Podaj jako listę JSON ciągów znaków fragment materiału od wiersza zawierającego „UI element localization: list” do wiersza zawierającego „- last-edited: Last”, oba włącznie, po jednym ciągu na każdy wiersz. Puste wiersze pomiń.

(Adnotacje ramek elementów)
------------

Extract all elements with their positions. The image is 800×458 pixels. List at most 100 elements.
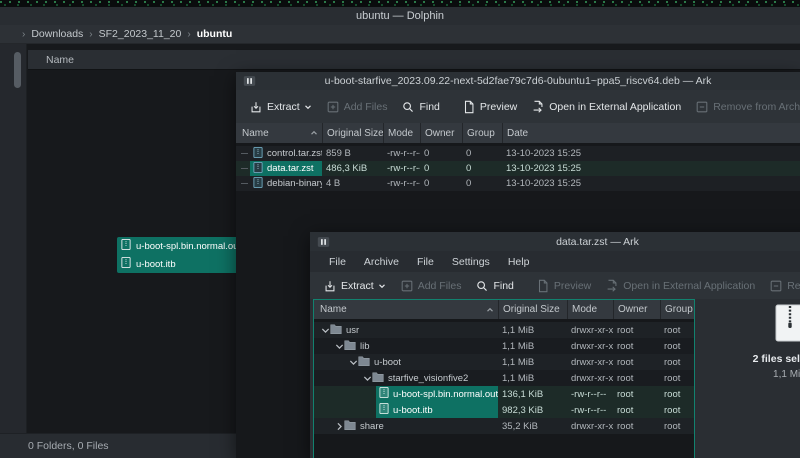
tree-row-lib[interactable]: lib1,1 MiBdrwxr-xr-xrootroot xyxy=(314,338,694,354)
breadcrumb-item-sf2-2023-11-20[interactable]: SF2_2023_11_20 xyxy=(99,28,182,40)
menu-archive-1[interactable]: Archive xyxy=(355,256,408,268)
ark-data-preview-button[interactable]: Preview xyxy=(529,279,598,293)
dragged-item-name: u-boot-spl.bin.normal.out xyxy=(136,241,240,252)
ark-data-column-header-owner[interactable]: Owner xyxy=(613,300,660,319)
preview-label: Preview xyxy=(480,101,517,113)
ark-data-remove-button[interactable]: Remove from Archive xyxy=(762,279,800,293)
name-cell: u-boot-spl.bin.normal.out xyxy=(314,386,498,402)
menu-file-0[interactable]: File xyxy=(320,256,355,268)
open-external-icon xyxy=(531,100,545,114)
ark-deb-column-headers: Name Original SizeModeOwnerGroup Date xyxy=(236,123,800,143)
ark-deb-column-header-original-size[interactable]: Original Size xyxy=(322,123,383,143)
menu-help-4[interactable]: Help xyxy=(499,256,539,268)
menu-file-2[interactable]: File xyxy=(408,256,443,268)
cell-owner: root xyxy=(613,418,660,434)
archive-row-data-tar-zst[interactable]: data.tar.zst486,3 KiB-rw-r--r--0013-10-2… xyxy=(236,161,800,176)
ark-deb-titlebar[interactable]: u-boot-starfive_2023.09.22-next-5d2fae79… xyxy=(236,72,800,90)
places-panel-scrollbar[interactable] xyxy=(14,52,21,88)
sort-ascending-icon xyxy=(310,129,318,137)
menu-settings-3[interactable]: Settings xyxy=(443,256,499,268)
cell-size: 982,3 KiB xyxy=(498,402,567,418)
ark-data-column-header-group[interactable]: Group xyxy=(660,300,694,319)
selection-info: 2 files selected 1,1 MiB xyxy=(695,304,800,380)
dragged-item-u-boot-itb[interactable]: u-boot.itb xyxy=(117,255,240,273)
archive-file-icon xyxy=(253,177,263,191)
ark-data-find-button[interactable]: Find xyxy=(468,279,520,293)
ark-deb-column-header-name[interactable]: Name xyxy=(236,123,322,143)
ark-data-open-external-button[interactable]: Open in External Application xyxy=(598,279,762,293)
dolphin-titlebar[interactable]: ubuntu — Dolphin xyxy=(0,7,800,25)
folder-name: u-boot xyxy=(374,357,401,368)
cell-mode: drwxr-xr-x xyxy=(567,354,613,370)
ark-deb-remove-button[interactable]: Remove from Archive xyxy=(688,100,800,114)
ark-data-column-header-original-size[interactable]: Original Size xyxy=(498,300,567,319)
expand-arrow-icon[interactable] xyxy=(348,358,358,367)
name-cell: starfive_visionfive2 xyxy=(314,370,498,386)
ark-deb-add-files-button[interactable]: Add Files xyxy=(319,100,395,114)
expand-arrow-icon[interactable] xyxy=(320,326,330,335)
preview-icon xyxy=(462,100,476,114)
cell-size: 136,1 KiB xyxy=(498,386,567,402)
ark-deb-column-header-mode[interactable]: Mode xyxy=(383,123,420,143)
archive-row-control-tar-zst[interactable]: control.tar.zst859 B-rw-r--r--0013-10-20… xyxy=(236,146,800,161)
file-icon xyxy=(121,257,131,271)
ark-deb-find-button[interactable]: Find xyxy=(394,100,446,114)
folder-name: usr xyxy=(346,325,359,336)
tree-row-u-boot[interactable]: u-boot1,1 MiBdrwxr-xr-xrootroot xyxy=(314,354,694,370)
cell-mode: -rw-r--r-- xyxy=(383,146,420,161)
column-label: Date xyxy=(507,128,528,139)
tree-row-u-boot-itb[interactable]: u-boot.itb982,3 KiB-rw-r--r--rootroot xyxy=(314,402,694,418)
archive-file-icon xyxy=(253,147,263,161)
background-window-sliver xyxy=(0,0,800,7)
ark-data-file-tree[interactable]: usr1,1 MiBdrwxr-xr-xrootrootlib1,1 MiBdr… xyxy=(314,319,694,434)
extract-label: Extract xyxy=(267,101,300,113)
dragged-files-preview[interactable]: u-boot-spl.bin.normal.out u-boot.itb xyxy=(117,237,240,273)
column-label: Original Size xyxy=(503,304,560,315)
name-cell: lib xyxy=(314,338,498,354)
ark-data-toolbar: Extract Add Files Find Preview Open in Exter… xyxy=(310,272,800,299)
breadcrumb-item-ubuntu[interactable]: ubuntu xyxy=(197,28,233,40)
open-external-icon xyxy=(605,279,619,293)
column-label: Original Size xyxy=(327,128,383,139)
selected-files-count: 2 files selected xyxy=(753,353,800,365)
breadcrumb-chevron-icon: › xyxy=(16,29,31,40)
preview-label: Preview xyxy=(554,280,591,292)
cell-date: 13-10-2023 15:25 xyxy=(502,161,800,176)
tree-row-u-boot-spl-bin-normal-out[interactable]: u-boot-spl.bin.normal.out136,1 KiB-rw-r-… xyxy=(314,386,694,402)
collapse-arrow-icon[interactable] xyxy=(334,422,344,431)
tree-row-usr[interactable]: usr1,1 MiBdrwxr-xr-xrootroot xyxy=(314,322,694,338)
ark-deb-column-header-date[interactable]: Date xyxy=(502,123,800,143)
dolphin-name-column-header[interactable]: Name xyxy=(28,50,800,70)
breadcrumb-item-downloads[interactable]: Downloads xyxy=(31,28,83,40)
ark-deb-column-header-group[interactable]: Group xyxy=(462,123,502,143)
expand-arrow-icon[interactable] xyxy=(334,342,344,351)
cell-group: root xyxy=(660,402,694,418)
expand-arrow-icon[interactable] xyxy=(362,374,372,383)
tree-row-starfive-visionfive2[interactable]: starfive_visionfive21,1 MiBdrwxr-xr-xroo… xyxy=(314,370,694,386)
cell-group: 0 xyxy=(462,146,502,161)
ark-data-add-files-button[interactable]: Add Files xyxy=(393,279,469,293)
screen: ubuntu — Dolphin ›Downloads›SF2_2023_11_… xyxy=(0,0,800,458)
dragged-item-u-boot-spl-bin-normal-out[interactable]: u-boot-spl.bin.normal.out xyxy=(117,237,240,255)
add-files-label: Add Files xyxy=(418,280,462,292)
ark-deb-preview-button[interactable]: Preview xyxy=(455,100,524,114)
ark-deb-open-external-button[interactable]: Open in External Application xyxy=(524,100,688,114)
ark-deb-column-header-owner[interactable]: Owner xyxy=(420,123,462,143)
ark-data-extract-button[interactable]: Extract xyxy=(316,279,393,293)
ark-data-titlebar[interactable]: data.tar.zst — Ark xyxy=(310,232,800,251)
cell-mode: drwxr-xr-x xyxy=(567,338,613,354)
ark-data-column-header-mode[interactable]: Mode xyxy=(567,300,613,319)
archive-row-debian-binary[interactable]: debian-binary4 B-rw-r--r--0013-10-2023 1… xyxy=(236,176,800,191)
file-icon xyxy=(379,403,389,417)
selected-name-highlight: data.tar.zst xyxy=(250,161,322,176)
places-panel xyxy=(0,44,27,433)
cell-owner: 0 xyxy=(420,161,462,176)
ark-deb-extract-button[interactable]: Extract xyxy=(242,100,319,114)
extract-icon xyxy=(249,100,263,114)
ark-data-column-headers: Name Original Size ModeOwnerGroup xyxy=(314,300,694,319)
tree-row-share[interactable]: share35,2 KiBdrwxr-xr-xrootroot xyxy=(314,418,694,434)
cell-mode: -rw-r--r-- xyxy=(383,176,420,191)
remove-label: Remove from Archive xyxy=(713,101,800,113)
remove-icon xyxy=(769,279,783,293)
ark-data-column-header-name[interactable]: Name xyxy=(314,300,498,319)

------------

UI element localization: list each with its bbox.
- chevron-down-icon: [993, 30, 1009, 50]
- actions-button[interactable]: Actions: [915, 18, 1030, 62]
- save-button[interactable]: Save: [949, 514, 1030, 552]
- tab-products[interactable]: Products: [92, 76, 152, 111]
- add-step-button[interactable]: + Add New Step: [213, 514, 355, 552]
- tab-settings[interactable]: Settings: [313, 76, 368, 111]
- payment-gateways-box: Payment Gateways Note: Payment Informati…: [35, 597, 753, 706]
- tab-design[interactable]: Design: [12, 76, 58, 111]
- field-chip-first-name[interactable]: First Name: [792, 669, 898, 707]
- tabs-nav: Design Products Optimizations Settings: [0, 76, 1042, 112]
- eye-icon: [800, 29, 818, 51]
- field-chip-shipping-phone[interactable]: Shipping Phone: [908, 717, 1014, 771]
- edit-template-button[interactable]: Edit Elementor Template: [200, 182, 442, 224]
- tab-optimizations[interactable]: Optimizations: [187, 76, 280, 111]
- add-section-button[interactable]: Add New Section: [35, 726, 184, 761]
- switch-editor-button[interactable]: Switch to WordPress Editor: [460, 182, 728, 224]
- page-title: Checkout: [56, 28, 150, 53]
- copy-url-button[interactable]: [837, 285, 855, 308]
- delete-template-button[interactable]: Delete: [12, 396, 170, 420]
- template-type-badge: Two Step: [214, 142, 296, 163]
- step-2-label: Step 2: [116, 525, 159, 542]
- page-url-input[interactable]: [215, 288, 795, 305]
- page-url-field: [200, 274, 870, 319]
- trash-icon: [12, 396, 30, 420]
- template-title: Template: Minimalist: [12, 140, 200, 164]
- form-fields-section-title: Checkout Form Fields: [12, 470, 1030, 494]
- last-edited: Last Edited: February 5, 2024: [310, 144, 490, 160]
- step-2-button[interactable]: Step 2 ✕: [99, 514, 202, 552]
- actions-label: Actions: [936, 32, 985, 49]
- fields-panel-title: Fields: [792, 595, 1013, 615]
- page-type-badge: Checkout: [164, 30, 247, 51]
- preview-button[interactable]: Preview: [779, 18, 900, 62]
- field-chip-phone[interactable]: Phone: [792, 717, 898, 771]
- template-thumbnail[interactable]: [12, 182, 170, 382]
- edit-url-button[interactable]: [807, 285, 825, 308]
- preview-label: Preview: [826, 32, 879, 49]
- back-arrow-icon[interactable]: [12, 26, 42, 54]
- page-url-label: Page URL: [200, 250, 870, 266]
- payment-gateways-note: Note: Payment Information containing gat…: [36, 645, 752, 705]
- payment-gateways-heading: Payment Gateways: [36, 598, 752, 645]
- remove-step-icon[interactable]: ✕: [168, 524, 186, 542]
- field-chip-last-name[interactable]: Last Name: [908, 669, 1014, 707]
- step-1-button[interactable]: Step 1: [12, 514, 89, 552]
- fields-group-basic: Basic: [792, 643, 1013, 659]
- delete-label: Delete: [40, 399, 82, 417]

------------

Rozwiązanie zadania —
[
  "UI element localization: list each with its bbox.",
  "- chevron-down-icon: [993, 30, 1009, 50]",
  "- actions-button[interactable]: Actions: [915, 18, 1030, 62]",
  "- save-button[interactable]: Save: [949, 514, 1030, 552]",
  "- tab-products[interactable]: Products: [92, 76, 152, 111]",
  "- add-step-button[interactable]: + Add New Step: [213, 514, 355, 552]",
  "- tab-settings[interactable]: Settings: [313, 76, 368, 111]",
  "- payment-gateways-box: Payment Gateways Note: Payment Informati…: [35, 597, 753, 706]",
  "- tab-design[interactable]: Design: [12, 76, 58, 111]",
  "- field-chip-first-name[interactable]: First Name: [792, 669, 898, 707]",
  "- tabs-nav: Design Products Optimizations Settings: [0, 76, 1042, 112]",
  "- eye-icon: [800, 29, 818, 51]",
  "- field-chip-shipping-phone[interactable]: Shipping Phone: [908, 717, 1014, 771]",
  "- edit-template-button[interactable]: Edit Elementor Template: [200, 182, 442, 224]",
  "- tab-optimizations[interactable]: Optimizations: [187, 76, 280, 111]",
  "- add-section-button[interactable]: Add New Section: [35, 726, 184, 761]",
  "- switch-editor-button[interactable]: Switch to WordPress Editor: [460, 182, 728, 224]",
  "- page-title: Checkout: [56, 28, 150, 53]",
  "- copy-url-button[interactable]: [837, 285, 855, 308]",
  "- delete-template-button[interactable]: Delete: [12, 396, 170, 420]",
  "- template-type-badge: Two Step: [214, 142, 296, 163]",
  "- step-2-label: Step 2: [116, 525, 159, 542]",
  "- page-url-input[interactable]: [215, 288, 795, 305]",
  "- page-url-field: [200, 274, 870, 319]",
  "- trash-icon: [12, 396, 30, 420]",
  "- template-title: Template: Minimalist: [12, 140, 200, 164]",
  "- form-fields-section-title: Checkout Form Fields: [12, 470, 1030, 494]",
  "- last-edited: Last Edited: February 5, 2024: [310, 144, 490, 160]"
]